__Exercise inputs__:

====================

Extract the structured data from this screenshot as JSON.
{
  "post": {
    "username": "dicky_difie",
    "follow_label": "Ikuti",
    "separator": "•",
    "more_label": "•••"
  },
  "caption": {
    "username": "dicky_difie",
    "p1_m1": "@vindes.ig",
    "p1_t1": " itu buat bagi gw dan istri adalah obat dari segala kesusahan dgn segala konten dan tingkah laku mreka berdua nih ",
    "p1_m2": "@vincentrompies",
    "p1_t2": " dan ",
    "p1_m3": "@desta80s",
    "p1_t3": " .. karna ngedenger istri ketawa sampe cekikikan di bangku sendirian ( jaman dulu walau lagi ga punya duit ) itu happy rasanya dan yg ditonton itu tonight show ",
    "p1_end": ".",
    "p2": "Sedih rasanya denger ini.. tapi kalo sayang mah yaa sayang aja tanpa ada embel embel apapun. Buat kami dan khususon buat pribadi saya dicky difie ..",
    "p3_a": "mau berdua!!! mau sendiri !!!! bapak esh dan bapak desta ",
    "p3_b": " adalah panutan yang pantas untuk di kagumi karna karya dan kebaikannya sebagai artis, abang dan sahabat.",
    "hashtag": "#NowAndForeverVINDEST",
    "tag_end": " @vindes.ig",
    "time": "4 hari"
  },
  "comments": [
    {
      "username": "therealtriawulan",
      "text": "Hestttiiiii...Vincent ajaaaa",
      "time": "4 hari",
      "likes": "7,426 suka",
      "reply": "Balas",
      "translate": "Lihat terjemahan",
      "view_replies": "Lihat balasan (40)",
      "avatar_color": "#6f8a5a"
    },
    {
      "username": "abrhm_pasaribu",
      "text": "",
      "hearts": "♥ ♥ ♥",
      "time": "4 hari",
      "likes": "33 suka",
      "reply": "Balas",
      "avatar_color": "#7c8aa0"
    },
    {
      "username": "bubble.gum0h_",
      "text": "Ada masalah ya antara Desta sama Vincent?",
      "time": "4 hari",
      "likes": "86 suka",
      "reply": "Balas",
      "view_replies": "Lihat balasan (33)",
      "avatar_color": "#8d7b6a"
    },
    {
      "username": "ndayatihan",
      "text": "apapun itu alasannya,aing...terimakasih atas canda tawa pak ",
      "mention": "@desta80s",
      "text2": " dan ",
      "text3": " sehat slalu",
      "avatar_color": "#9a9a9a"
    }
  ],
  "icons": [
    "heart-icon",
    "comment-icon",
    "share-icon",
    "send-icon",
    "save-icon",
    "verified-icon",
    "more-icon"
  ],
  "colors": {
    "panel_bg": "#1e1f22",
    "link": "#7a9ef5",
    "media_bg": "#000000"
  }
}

====================

__Directive__: Extract the whole listing, character for character.

__Solution to the exercise__:
Extract the structured data from this screenshot as JSON.
{
  "post": {
    "username": "dicky_difie",
    "follow_label": "Ikuti",
    "separator": "•",
    "more_label": "•••"
  },
  "caption": {
    "username": "dicky_difie",
    "p1_m1": "@vindes.ig",
    "p1_t1": " itu buat bagi gw dan istri adalah obat dari segala kesusahan dgn segala konten dan tingkah laku mreka berdua nih ",
    "p1_m2": "@vincentrompies",
    "p1_t2": " dan ",
    "p1_m3": "@desta80s",
    "p1_t3": " .. karna ngedenger istri ketawa sampe cekikikan di bangku sendirian ( jaman dulu walau lagi ga punya duit ) itu happy rasanya dan yg ditonton itu tonight show ",
    "p1_end": ".",
    "p2": "Sedih rasanya denger ini.. tapi kalo sayang mah yaa sayang aja tanpa ada embel embel apapun. Buat kami dan khususon buat pribadi saya dicky difie ..",
    "p3_a": "mau berdua!!! mau sendiri !!!! bapak esh dan bapak desta ",
    "p3_b": " adalah panutan yang pantas untuk di kagumi karna karya dan kebaikannya sebagai artis, abang dan sahabat.",
    "hashtag": "#NowAndForeverVINDEST",
    "tag_end": " @vindes.ig",
    "time": "4 hari"
  },
  "comments": [
    {
      "username": "therealtriawulan",
      "text": "Hestttiiiii...Vincent ajaaaa",
      "time": "4 hari",
      "likes": "7,426 suka",
      "reply": "Balas",
      "translate": "Lihat terjemahan",
      "view_replies": "Lihat balasan (40)",
      "avatar_color": "#6f8a5a"
    },
    {
      "username": "abrhm_pasaribu",
      "text": "",
      "hearts": "♥ ♥ ♥",
      "time": "4 hari",
      "likes": "33 suka",
      "reply": "Balas",
      "avatar_color": "#7c8aa0"
    },
    {
      "username": "bubble.gum0h_",
      "text": "Ada masalah ya antara Desta sama Vincent?",
      "time": "4 hari",
      "likes": "86 suka",
      "reply": "Balas",
      "view_replies": "Lihat balasan (33)",
      "avatar_color": "#8d7b6a"
    },
    {
      "username": "ndayatihan",
      "text": "apapun itu alasannya,aing...terimakasih atas canda tawa pak ",
      "mention": "@desta80s",
      "text2": " dan ",
      "text3": " sehat slalu",
      "avatar_color": "#9a9a9a"
    }
  ],
  "icons": [
    "heart-icon",
    "comment-icon",
    "share-icon",
    "send-icon",
    "save-icon",
    "verified-icon",
    "more-icon"
  ],
  "colors": {
    "panel_bg": "#1e1f22",
    "link": "#7a9ef5",
    "media_bg": "#000000"
  }
}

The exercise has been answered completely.